[Rows from a dataset]
+++++

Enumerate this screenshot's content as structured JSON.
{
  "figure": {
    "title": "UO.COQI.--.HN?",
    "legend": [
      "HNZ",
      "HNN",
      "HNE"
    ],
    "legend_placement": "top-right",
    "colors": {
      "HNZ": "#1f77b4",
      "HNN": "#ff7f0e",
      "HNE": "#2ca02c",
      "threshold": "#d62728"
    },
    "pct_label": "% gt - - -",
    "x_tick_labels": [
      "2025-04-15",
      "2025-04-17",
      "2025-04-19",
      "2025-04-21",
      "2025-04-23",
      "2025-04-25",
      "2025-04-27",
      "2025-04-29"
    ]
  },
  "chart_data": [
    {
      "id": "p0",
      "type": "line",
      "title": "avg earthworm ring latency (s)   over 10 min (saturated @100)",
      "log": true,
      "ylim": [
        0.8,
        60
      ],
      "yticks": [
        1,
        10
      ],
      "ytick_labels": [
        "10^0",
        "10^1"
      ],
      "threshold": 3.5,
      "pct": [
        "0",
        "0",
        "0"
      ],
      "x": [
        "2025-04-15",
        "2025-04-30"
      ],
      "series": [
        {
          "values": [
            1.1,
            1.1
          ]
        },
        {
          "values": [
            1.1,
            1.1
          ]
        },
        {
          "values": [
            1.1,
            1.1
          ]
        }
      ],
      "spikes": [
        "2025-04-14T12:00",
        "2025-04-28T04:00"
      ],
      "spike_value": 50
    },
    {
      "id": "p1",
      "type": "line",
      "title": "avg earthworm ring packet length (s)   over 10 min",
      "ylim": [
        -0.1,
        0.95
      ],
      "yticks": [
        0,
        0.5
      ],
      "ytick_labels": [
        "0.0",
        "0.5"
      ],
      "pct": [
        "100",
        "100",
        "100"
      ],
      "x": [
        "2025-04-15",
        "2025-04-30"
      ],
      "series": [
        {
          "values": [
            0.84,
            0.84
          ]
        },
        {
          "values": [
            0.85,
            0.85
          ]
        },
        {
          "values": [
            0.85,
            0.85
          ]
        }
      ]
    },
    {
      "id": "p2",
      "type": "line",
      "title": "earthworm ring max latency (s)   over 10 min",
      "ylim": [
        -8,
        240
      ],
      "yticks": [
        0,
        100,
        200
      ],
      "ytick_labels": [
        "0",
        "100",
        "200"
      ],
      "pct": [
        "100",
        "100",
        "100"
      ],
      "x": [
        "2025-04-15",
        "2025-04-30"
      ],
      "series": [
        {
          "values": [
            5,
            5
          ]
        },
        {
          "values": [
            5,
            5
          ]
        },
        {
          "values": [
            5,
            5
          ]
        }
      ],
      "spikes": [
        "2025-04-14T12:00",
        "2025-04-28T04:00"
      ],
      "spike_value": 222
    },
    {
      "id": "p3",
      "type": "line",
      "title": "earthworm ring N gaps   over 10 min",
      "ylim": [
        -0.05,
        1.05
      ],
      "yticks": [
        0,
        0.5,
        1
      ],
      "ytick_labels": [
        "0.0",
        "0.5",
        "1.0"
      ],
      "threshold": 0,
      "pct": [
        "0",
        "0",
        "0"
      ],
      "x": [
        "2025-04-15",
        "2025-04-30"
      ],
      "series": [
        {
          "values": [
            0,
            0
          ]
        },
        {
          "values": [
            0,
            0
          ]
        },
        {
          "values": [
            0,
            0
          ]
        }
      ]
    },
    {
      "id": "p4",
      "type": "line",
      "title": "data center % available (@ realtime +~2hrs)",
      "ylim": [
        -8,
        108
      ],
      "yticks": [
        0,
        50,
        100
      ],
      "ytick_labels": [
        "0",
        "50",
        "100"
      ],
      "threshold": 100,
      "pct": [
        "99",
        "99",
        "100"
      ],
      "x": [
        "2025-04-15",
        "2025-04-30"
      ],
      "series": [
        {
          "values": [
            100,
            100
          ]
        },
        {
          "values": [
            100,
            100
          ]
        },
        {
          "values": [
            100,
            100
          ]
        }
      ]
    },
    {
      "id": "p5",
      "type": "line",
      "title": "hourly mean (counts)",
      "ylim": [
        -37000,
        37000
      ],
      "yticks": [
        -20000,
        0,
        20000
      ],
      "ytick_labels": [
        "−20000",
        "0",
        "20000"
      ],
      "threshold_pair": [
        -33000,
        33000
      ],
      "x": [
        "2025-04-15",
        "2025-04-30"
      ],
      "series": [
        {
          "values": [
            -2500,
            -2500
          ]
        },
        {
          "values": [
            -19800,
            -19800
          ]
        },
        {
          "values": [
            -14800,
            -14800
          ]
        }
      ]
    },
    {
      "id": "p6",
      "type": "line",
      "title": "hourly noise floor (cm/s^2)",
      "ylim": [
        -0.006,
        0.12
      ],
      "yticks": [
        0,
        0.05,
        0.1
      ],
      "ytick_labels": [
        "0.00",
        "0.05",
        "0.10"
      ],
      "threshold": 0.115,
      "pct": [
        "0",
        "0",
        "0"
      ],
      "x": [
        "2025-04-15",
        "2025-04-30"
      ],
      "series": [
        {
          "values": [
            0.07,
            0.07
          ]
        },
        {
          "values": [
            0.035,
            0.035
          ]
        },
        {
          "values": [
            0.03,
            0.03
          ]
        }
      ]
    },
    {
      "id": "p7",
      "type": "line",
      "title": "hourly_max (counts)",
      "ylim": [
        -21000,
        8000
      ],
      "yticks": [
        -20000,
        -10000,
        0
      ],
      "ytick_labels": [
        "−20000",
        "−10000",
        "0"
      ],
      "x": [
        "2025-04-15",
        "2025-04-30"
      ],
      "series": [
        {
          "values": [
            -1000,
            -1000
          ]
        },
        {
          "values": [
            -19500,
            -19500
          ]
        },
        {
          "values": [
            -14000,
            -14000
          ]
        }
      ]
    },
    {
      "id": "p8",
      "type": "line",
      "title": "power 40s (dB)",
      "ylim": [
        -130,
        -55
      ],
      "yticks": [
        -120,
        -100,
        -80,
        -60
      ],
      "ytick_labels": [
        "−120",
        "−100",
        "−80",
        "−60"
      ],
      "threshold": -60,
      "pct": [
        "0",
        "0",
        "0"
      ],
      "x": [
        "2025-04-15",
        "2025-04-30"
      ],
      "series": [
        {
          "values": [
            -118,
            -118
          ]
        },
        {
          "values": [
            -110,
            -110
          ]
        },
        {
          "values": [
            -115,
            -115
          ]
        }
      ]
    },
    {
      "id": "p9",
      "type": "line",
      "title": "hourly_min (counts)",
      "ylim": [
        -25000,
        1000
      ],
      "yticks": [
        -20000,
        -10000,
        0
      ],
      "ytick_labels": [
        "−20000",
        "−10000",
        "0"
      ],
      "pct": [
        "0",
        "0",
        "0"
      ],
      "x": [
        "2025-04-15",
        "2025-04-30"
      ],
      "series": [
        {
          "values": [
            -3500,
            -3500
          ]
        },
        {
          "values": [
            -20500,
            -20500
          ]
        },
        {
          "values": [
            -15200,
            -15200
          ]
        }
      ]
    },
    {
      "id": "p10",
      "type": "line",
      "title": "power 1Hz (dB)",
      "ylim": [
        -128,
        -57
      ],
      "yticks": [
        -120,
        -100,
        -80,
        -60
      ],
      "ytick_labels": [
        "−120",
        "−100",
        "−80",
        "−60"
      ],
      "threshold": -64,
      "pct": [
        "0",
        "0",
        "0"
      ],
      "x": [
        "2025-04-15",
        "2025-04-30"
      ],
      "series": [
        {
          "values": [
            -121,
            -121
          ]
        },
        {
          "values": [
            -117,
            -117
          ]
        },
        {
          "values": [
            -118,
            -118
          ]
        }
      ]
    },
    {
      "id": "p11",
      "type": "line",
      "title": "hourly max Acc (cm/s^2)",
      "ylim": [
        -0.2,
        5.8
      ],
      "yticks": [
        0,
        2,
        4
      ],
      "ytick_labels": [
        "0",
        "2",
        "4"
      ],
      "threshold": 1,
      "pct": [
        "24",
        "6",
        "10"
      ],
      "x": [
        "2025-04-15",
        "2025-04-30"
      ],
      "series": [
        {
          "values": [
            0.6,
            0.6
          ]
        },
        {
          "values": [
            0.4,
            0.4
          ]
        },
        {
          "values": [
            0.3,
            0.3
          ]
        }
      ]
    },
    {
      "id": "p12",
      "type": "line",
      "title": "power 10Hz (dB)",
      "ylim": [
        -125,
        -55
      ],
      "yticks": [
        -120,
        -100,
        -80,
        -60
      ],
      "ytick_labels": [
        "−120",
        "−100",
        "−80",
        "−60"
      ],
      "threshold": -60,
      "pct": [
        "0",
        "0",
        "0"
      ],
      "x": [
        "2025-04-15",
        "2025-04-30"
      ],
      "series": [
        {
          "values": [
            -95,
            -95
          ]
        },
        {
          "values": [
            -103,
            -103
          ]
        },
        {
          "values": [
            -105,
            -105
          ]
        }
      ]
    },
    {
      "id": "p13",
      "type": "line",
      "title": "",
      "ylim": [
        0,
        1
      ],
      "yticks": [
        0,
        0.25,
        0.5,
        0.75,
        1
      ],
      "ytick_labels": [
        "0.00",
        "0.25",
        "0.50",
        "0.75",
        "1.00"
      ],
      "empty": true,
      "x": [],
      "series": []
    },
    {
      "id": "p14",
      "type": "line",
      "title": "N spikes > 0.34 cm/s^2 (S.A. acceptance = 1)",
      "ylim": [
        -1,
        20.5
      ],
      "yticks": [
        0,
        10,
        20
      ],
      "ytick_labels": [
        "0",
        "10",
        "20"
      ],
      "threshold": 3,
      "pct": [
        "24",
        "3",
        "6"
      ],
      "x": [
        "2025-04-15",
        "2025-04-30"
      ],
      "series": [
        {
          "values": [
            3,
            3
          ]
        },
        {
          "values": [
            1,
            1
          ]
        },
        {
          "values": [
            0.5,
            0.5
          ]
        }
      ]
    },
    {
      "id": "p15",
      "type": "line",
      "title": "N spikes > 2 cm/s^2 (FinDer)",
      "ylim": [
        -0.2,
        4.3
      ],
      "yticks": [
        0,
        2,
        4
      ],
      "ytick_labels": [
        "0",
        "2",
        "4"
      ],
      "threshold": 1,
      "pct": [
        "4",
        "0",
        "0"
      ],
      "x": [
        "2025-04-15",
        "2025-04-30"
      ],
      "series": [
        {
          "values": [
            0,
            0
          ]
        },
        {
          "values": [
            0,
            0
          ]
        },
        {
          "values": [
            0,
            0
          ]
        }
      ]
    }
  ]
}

+++++

**What you will do**
Look through the entries and find each line that has the string "latency". Copy those lines.

**Answer to this problem**
      "title": "avg earthworm ring latency (s)   over 10 min (saturated @100)",
      "title": "earthworm ring max latency (s)   over 10 min",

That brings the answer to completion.